▶ TASK OBJECTIVE: Copy every line of the entries that includes the word "document".

· · · · · · ·

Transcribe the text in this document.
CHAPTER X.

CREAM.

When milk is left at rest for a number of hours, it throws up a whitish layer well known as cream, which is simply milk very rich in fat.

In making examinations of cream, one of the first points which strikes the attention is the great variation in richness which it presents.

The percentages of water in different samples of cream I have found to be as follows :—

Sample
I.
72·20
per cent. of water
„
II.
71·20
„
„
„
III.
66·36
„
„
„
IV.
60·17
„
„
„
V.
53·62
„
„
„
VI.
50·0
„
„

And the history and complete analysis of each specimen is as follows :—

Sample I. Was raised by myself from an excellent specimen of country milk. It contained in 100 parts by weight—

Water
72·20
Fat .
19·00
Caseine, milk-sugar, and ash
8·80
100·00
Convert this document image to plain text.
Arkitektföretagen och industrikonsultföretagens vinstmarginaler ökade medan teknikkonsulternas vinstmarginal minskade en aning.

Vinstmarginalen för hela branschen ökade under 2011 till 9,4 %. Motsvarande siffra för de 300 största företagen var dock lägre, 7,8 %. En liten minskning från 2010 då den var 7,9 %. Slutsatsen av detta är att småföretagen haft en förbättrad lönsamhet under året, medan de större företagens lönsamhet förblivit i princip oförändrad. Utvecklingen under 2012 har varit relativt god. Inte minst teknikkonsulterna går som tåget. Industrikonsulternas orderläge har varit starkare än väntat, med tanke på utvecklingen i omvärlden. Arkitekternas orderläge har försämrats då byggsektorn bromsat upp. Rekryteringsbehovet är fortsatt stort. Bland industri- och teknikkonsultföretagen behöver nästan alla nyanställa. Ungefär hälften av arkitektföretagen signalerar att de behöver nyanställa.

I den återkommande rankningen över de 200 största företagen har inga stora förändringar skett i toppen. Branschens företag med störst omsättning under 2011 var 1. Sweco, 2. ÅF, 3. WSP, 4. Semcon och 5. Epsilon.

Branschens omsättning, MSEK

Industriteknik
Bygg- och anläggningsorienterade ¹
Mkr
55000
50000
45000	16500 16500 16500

· · · · · · ·

▶ FULL SOLUTION:
Transcribe the text in this document.
Convert this document image to plain text.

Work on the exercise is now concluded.